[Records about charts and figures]
________________________
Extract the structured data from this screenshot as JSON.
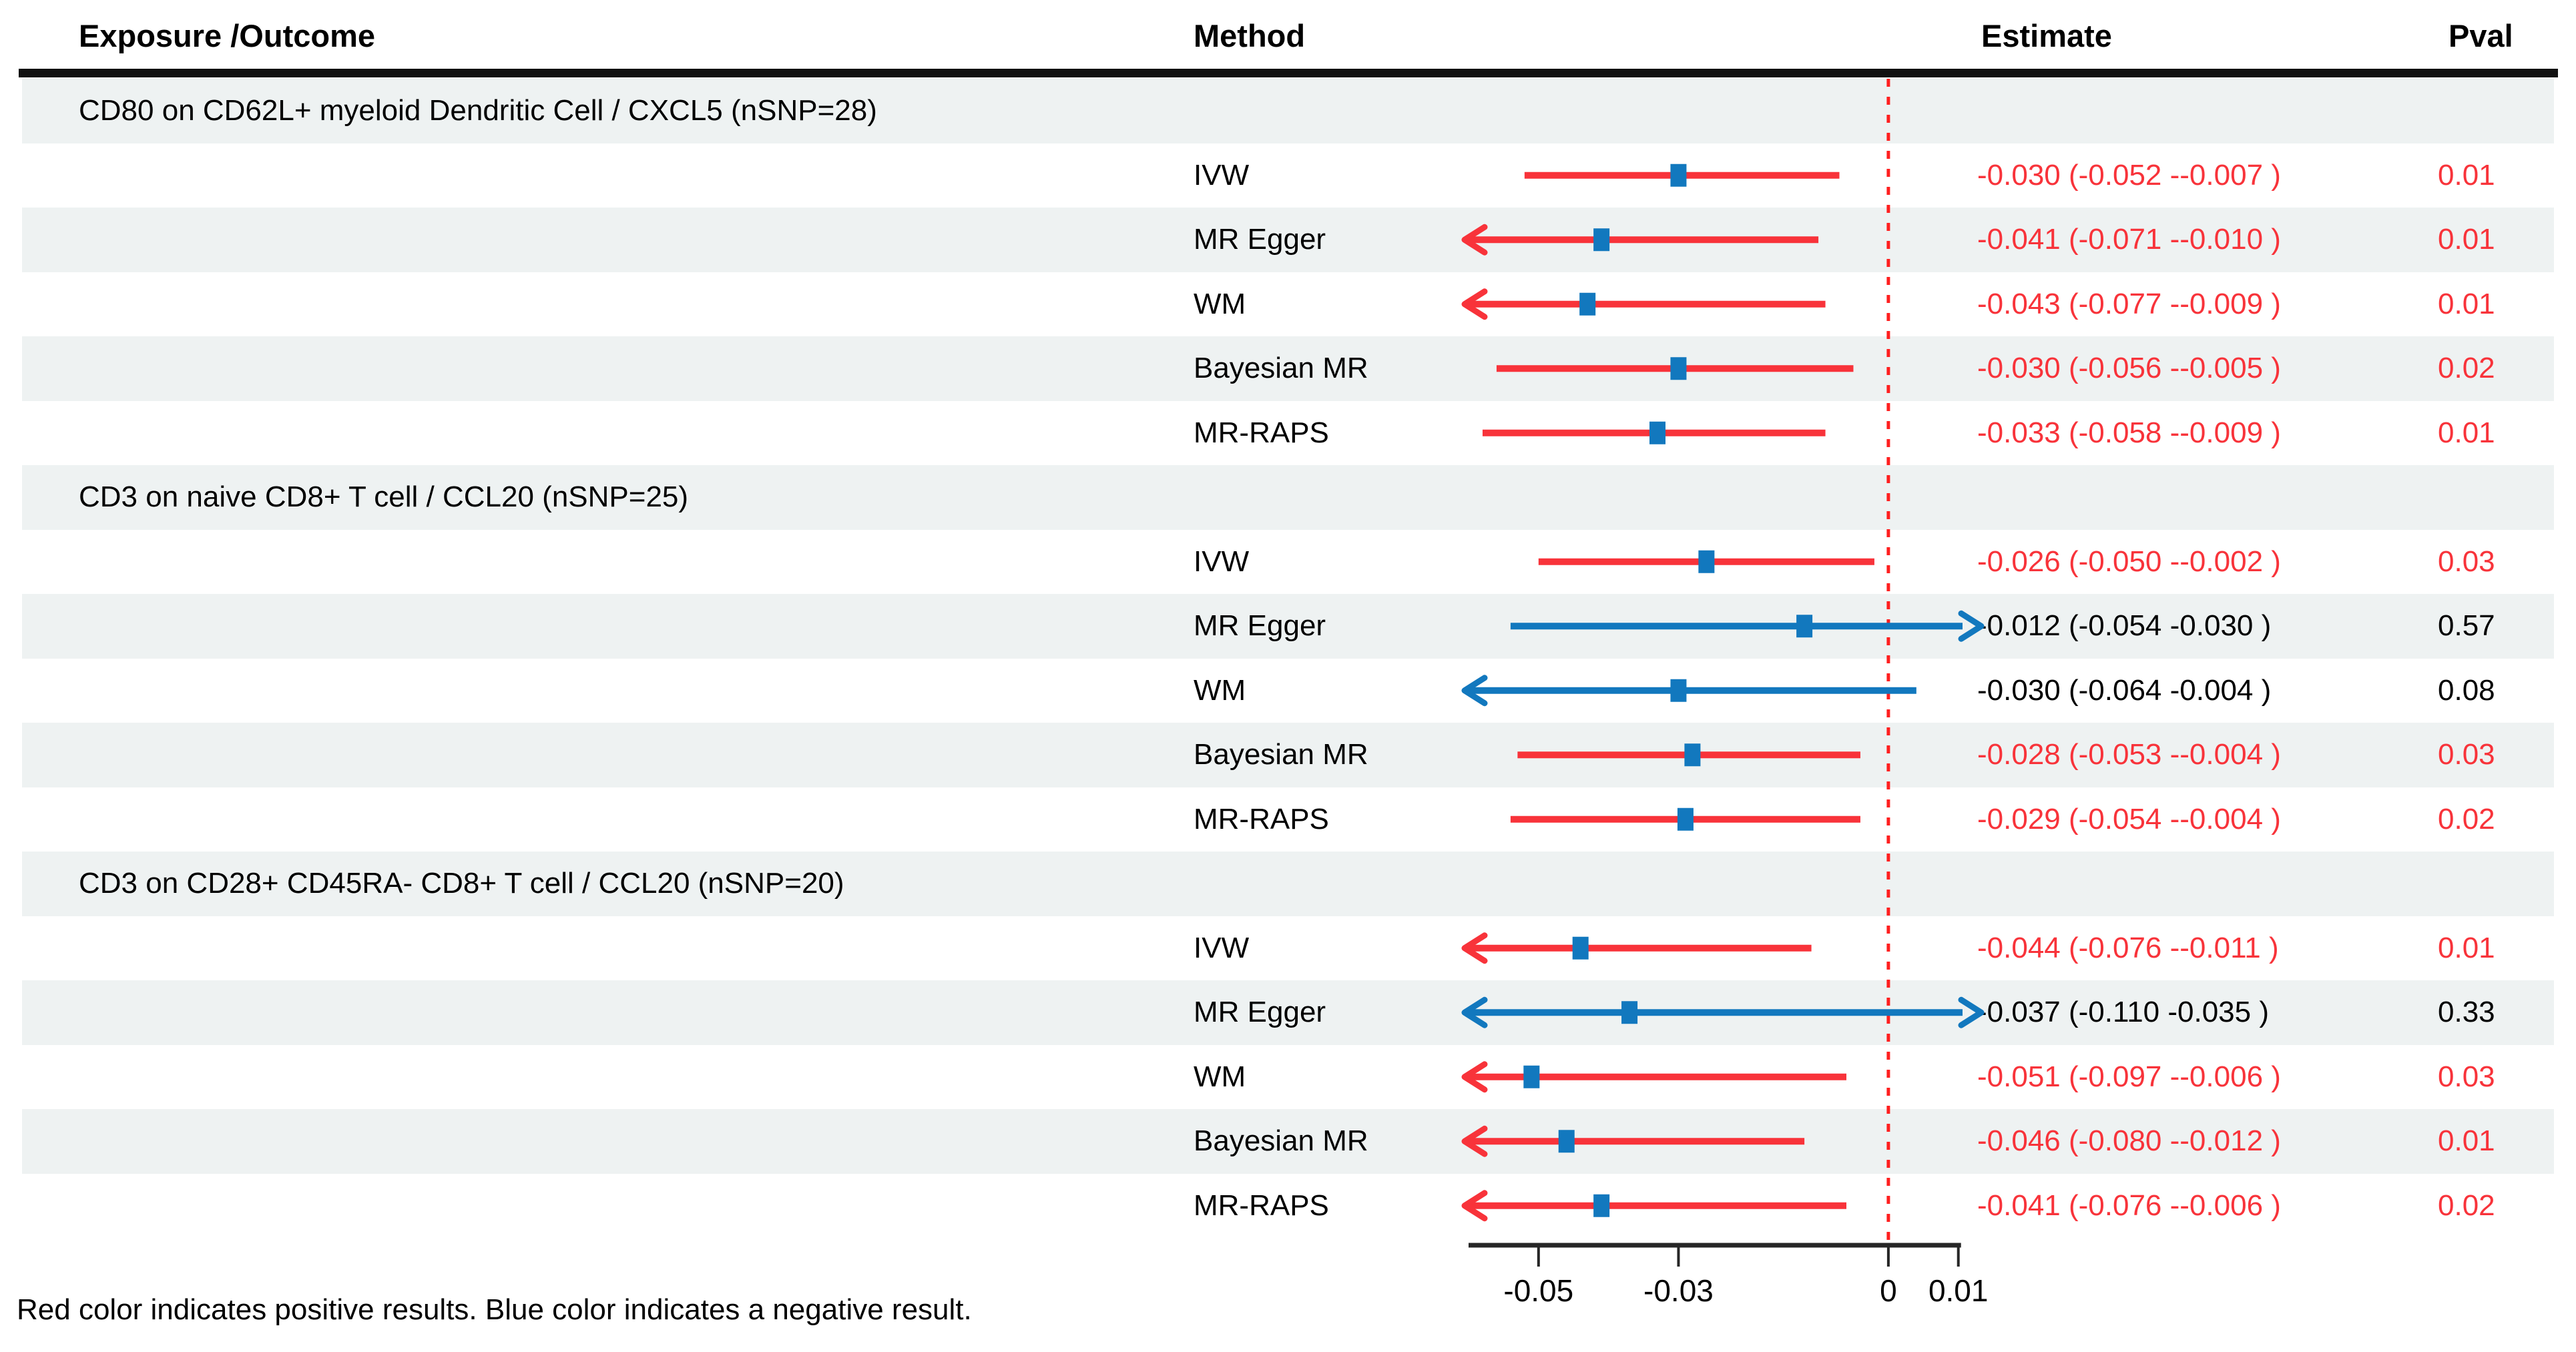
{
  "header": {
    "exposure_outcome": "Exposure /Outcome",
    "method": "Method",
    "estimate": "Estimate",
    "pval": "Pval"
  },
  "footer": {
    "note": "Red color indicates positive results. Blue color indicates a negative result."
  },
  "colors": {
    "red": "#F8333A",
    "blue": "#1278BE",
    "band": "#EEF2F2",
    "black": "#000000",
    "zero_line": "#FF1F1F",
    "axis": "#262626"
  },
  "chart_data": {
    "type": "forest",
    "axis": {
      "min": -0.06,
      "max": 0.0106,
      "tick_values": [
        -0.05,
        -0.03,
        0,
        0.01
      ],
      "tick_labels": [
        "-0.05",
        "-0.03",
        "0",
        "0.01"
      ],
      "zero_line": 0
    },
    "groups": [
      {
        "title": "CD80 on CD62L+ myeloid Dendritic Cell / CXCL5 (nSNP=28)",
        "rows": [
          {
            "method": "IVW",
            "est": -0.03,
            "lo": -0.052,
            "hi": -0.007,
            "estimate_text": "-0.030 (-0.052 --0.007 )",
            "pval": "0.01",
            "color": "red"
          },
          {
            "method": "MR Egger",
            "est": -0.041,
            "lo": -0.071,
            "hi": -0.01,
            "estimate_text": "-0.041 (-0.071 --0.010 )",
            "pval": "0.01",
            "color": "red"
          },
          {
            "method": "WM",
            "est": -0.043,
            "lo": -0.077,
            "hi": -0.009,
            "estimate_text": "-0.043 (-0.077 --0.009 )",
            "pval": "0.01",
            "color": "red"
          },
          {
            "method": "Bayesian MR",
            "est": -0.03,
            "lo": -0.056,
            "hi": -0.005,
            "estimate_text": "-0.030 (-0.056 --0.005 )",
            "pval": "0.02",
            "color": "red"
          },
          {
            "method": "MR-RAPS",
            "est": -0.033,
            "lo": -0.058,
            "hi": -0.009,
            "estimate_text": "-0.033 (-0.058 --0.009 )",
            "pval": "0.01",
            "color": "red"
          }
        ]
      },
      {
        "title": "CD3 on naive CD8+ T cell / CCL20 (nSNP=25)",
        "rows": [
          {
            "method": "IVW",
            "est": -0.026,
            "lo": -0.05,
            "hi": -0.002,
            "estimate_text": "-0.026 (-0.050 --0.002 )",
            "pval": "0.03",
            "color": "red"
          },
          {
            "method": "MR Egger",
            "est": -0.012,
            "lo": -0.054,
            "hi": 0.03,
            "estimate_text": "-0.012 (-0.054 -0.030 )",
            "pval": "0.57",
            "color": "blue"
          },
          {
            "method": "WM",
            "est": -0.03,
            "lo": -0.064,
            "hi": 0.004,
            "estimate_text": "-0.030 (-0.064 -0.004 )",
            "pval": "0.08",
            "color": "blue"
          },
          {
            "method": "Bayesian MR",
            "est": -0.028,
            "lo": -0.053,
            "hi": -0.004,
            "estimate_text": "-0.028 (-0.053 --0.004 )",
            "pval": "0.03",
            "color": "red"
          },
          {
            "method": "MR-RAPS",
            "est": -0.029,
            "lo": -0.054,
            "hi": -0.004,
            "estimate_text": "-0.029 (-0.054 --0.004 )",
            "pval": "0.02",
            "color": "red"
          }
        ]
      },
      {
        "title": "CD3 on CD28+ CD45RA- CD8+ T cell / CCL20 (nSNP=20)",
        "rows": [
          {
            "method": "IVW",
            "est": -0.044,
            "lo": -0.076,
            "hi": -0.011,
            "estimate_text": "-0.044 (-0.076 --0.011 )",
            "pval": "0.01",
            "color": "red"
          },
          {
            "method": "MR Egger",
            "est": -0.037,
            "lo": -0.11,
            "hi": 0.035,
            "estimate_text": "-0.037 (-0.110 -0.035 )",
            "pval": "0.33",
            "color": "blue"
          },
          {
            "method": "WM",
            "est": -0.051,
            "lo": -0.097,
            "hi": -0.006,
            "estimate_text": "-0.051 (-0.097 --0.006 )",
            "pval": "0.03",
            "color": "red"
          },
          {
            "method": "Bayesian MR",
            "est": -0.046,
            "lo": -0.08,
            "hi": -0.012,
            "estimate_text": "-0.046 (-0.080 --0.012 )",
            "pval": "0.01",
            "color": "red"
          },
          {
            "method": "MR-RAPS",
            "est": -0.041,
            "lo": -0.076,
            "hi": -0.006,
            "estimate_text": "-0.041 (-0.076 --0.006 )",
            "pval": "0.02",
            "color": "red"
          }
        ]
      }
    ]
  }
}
________________________
**EXERCISE TASK**
Report the number of lines in the listing where the string "title" appears, and nothing besides.

**RESPONSE BELOW**
3